Return all lines in the material below that contain "title".

(Some records)
* start *

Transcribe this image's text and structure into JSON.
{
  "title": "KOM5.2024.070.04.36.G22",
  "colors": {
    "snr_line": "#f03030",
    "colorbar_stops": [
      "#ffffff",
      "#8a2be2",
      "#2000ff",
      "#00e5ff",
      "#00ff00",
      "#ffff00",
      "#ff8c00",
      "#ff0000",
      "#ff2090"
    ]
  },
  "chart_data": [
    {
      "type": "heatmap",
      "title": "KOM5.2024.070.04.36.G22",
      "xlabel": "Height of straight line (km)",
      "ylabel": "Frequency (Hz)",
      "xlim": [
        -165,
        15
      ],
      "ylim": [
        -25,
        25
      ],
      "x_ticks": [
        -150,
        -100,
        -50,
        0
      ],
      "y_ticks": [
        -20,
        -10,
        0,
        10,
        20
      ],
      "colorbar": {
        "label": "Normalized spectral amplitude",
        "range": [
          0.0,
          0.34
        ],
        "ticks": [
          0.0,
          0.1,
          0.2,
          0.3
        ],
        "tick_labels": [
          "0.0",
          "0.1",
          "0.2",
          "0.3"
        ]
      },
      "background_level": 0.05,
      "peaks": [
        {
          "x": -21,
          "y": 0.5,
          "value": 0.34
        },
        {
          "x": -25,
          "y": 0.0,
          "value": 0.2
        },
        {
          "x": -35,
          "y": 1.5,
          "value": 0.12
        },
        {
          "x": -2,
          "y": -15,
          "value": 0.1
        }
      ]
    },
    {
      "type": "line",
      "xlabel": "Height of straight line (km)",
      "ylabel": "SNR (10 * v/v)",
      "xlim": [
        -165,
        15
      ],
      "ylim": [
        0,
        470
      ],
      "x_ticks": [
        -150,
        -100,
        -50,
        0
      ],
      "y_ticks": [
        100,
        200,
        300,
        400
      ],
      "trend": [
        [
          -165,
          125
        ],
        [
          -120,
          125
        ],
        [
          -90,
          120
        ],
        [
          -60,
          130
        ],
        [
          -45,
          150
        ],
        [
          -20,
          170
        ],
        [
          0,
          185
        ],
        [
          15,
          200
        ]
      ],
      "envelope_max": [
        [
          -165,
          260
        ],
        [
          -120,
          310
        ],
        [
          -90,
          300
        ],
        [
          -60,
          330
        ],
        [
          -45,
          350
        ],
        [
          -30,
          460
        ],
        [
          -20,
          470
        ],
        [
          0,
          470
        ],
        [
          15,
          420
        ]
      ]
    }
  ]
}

* end *

Reply:
  "title": "KOM5.2024.070.04.36.G22",
      "title": "KOM5.2024.070.04.36.G22",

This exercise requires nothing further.